#### Data
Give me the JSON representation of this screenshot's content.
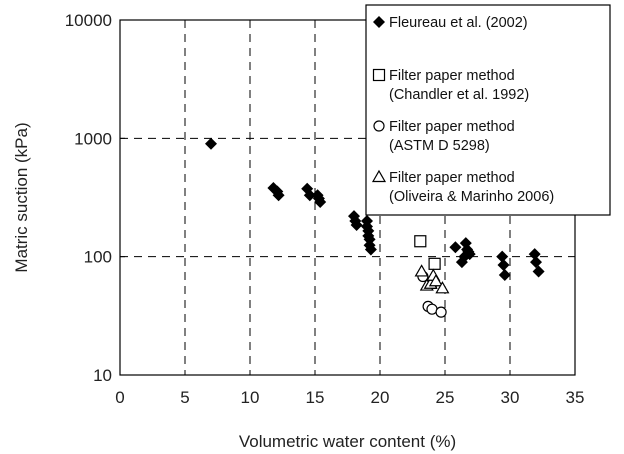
{
  "chart_data": {
    "type": "scatter",
    "xlabel": "Volumetric water content (%)",
    "ylabel": "Matric suction (kPa)",
    "xlim": [
      0,
      35
    ],
    "ylim": [
      10,
      10000
    ],
    "yscale": "log",
    "grid": true,
    "x_ticks": [
      "0",
      "5",
      "10",
      "15",
      "20",
      "25",
      "30",
      "35"
    ],
    "y_ticks": [
      "10",
      "100",
      "1000",
      "10000"
    ],
    "legend_position": "top-right",
    "series": [
      {
        "name": "Fleureau et al. (2002)",
        "marker": "diamond-filled",
        "legend_lines": [
          "Fleureau et al. (2002)"
        ],
        "x": [
          7.0,
          11.8,
          12.1,
          12.2,
          14.4,
          14.6,
          15.2,
          15.3,
          15.4,
          18.0,
          18.1,
          18.2,
          19.0,
          19.0,
          19.1,
          19.1,
          19.2,
          19.2,
          19.3,
          25.8,
          26.3,
          26.5,
          26.6,
          26.7,
          26.8,
          26.9,
          29.4,
          29.5,
          29.6,
          31.9,
          32.0,
          32.2
        ],
        "y": [
          900,
          380,
          355,
          330,
          375,
          330,
          330,
          310,
          290,
          220,
          200,
          185,
          200,
          180,
          165,
          150,
          140,
          125,
          115,
          120,
          90,
          100,
          130,
          115,
          110,
          105,
          100,
          85,
          70,
          105,
          90,
          75
        ]
      },
      {
        "name": "Filter paper method (Chandler et al. 1992)",
        "marker": "square-open",
        "legend_lines": [
          "Filter paper method",
          "(Chandler et al. 1992)"
        ],
        "x": [
          23.1,
          23.9,
          24.2
        ],
        "y": [
          135,
          60,
          87
        ]
      },
      {
        "name": "Filter paper method (ASTM D 5298)",
        "marker": "circle-open",
        "legend_lines": [
          "Filter paper method",
          "(ASTM D 5298)"
        ],
        "x": [
          23.3,
          23.7,
          24.0,
          24.7
        ],
        "y": [
          68,
          38,
          36,
          34
        ]
      },
      {
        "name": "Filter paper method (Oliveira & Marinho 2006)",
        "marker": "triangle-open",
        "legend_lines": [
          "Filter paper method",
          "(Oliveira & Marinho 2006)"
        ],
        "x": [
          23.2,
          23.6,
          23.9,
          24.1,
          24.3,
          24.8
        ],
        "y": [
          75,
          57,
          59,
          69,
          62,
          54
        ]
      }
    ]
  }
}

#### Task statement
Select and copy each line from the data that includes the word "Chandler".

#### Written solution
        "name": "Filter paper method (Chandler et al. 1992)",
          "(Chandler et al. 1992)"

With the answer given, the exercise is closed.